*Énoncé A*:
Dans le texte sur le chantier naval de Mandvi, qu'est-ce qui explique que le fichier brut de la photo soit sorti très contrasté, avec une forte dominante colorimétrique ?

*Texte fourni*:
——

04 Aug 2008 71 25 688
Mandvi (Inde) - Rayon de soleil fugace, sur fond de ciel de mousson. Cette photo a été prise la veille du déplacement de la coque rougeoyante de ce bateau vers un autre endroit du chantier pour laisser la place à la construction d’une nouvelle unité. J’y reviendrai demain avec deux photos qui illustrent le travail de fourmis des employés des chantiers. L’homme qui monte pieds-nus à l’échelle rejoindre le pont du boutre, n’est autre que le futur commandant du navire qui veut faire une dernière inspection avant la marée haute prévue le lendemain qui permettra de mettre le navire en eau. C’est lui qui m’a donné une bonne parties des informations dont j’avais besoin pour mon reportage. Quand je lui ai parlé de la sécurité du chantier il m’a regardé avec des yeux ronds. J’ai d’abord cru que ma question -en anglais- était mal formulée. Mais non, pour lui ma question n’avait pas de sens. « Les accidents ça fait partie du travail ! » m’a-t-il lâché mi-fataliste, mi-gêné. Quant à savoir combien d’accidents étaient dénombrés chaque années ? Pas de réponse. L’Inde est un pays particulièrement tatillon sur les procédures administratives, mais pas pour ce genre de statistiques. A l’époque de ce reportage, l’Inde affichait une croissance insolante à deux chiffres. Alors pourquoi s’embarrasser de normes de sécurité qui auraient pu freiner le développement économique ? Côté technique photographique, le fichier brut issu de mon Nikon D 80 était très contrasté avec une forte dominante colorimétrique, liés à une erreur de paramétrage de ma part et à l’altération due au temps sur le support d'archivage (disque dur externe) qui a assombri la photo originale. Sans parler de la mise au point automatique qui a choisi de donner la priorité au fond de l’image. Erreur de débutant. Ce que j’étais avec un appareil numérique. J’ai doublé l’image comme je le fais habituellement, où l’homme qui monte à bord est net, mais il est un peu plus haut et l’image est moins équilibrée à mon goût. Heureusement que je travaillais en raw. Le post-traitement m’a permis de retrouver la luminosité originelle, bien que je trouve le rendu un peu « lissé ». Nous dirons qu’il s’agit là d’un document. Si les chantiers étaient toujours en pleine activité, j’y serais bien retourné avec mon Fuji GFX 50 R. N’y pensons plus.

——

*Énoncé B*:
Réécrivez tout ce qui va du début des enregistrements jusqu'à la ligne contenant « legend-label: Tidak Ramah » incluse, en remplaçant « y-tick-label » par « y-axis-label » et sans rien modifier d'autre.

——

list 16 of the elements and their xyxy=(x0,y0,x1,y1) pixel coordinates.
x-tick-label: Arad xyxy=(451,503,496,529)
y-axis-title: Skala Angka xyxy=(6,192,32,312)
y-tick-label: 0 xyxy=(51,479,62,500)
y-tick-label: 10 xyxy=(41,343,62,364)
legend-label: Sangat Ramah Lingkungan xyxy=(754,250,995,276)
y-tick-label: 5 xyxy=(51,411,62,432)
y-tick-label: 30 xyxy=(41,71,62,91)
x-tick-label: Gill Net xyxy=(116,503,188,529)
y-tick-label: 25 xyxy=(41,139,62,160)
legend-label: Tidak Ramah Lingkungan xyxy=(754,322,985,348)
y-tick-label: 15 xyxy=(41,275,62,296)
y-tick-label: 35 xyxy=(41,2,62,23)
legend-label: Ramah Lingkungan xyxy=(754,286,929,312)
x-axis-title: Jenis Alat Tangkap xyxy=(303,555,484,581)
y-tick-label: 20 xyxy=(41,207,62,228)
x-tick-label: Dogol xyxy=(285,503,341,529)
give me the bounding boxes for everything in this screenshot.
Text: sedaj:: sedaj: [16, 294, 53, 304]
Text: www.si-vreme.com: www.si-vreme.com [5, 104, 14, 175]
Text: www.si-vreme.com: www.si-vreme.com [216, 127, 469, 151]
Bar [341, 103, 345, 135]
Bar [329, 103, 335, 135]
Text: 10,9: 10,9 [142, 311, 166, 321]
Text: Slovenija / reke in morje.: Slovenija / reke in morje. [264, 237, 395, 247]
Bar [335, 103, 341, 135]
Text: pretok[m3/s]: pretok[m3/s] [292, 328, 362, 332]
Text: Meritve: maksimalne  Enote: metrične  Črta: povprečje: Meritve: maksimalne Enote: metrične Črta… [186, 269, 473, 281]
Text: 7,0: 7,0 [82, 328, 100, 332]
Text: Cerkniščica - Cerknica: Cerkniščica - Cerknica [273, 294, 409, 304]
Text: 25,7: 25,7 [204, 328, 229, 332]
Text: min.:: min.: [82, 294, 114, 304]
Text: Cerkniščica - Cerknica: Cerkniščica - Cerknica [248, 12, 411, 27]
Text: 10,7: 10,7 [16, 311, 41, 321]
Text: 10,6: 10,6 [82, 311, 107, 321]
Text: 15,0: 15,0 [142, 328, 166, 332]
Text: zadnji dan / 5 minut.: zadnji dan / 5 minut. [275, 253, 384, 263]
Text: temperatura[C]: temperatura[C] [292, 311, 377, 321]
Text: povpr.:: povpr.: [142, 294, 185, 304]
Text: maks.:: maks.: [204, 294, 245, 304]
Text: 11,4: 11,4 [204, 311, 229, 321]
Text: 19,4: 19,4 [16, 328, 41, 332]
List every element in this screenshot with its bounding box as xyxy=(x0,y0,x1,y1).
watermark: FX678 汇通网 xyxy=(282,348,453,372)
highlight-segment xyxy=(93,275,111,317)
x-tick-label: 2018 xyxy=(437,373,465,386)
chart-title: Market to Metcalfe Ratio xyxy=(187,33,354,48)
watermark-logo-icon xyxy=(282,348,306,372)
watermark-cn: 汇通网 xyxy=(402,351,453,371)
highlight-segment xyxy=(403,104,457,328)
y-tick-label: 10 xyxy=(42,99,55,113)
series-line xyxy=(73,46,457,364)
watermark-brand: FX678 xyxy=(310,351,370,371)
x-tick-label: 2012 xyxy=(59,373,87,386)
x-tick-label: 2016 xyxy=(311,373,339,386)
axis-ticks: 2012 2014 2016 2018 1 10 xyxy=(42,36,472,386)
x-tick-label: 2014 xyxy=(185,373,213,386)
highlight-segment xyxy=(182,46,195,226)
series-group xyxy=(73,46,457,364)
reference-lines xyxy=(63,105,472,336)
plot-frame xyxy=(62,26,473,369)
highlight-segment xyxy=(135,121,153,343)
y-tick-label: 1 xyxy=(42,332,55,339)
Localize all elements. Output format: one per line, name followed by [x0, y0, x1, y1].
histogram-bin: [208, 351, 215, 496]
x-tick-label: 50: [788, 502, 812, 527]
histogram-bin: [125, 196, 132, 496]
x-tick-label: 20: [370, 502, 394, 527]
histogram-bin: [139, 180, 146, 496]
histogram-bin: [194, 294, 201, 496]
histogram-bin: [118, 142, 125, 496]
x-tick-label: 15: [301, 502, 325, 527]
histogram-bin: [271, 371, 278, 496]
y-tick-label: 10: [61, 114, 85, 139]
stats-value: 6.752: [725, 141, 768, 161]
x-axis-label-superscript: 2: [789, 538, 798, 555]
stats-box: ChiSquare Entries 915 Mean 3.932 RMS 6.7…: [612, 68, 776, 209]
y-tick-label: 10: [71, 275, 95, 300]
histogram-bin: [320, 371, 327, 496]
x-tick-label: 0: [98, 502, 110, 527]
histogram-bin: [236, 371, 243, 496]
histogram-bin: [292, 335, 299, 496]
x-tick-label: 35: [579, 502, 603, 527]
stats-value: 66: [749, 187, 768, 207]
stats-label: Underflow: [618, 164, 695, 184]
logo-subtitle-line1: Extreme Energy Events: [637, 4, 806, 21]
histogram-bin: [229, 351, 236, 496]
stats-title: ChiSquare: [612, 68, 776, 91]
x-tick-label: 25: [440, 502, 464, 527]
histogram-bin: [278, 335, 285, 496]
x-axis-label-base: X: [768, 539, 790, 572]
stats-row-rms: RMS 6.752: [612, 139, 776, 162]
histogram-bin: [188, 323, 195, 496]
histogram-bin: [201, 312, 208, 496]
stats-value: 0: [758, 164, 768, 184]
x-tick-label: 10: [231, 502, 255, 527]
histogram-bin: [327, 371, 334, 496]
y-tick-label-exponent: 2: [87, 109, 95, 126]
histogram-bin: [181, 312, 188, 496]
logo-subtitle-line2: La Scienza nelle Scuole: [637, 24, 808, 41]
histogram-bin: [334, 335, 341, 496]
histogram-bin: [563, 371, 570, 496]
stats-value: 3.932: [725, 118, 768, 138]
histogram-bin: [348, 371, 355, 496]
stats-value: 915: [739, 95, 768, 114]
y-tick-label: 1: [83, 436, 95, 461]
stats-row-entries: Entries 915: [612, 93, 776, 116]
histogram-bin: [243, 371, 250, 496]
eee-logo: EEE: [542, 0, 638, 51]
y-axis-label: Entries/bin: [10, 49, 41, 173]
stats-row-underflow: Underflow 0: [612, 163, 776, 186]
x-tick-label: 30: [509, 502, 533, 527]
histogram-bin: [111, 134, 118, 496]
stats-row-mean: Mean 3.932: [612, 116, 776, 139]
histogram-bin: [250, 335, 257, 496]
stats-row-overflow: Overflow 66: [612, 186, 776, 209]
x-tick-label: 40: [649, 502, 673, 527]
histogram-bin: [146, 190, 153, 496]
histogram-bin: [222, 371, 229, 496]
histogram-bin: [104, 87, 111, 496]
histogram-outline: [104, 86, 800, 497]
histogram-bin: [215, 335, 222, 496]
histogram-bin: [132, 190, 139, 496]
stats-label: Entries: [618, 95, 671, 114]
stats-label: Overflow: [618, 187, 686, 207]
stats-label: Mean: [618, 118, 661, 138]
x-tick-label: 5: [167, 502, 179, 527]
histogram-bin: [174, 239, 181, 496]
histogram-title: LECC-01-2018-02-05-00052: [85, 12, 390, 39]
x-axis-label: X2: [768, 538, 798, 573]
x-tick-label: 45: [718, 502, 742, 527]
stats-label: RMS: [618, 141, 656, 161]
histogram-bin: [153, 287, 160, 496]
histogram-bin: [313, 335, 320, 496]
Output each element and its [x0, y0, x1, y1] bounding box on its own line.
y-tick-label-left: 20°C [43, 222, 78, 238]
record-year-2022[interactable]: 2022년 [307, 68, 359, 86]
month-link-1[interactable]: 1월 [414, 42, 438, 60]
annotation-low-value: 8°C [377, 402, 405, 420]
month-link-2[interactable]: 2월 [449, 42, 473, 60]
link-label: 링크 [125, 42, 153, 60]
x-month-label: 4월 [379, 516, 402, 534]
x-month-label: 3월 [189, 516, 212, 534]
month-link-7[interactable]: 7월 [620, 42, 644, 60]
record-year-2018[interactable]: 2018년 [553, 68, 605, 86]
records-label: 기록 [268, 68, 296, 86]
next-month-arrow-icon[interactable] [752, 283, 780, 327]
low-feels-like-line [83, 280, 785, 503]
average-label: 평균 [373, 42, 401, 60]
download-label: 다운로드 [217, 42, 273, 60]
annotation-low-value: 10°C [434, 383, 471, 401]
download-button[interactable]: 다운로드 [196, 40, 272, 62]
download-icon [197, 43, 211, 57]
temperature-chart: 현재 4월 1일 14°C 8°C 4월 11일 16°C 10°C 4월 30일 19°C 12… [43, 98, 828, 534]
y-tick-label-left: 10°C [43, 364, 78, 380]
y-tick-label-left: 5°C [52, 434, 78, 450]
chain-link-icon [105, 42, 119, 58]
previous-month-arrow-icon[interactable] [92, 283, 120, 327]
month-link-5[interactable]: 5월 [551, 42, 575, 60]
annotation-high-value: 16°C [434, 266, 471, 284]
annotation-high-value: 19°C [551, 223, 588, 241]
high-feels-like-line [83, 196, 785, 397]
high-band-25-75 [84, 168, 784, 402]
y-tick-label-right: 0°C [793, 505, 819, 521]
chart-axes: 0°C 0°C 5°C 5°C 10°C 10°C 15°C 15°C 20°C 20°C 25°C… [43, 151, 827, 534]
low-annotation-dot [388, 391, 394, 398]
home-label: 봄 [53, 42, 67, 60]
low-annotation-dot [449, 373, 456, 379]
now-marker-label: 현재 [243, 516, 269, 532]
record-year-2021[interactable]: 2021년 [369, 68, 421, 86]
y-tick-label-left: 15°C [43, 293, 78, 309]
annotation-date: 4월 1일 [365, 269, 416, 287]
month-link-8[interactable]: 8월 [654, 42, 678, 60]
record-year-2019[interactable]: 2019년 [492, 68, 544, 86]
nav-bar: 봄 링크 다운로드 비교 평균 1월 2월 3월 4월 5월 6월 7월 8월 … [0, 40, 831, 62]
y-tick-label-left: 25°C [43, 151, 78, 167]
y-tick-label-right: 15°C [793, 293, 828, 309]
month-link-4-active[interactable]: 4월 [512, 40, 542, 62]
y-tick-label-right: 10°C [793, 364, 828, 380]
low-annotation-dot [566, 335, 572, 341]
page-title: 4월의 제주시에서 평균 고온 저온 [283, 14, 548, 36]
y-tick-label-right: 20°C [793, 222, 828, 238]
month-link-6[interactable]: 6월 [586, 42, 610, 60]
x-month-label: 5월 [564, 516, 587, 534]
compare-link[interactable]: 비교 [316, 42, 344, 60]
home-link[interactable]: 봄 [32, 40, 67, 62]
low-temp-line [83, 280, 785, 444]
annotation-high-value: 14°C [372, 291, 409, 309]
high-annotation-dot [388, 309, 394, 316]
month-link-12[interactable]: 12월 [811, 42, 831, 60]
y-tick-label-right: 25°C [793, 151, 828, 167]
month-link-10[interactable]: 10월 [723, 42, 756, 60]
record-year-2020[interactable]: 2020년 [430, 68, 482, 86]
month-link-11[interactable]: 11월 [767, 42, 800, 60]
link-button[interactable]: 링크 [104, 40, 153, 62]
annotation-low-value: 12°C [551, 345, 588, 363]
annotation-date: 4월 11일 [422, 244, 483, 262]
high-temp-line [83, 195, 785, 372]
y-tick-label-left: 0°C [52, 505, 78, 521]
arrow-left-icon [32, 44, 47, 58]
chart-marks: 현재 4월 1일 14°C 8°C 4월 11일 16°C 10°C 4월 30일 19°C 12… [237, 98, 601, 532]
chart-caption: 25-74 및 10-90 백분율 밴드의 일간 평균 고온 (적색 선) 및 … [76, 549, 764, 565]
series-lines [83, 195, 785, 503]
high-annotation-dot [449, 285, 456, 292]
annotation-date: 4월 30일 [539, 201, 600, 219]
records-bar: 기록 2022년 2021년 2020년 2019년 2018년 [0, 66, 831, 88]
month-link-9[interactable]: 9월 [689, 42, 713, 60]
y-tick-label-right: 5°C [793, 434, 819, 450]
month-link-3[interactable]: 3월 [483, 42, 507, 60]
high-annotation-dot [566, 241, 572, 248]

——

*Corrigé A*:
Deux causes l'expliquent. D'abord, une erreur de paramétrage de la part de l'auteur. Ensuite, le support d'archivage, un disque dur externe, s'est altéré avec le temps, ce qui a assombri la photo originale.

*Corrigé B*:
list 16 of the elements and their xyxy=(x0,y0,x1,y1) pixel coordinates.
x-tick-label: Arad xyxy=(451,503,496,529)
y-axis-title: Skala Angka xyxy=(6,192,32,312)
y-axis-label: 0 xyxy=(51,479,62,500)
y-axis-label: 10 xyxy=(41,343,62,364)
legend-label: Sangat Ramah Lingkungan xyxy=(754,250,995,276)
y-axis-label: 5 xyxy=(51,411,62,432)
y-axis-label: 30 xyxy=(41,71,62,91)
x-tick-label: Gill Net xyxy=(116,503,188,529)
y-axis-label: 25 xyxy=(41,139,62,160)
legend-label: Tidak Ramah Lingkungan xyxy=(754,322,985,348)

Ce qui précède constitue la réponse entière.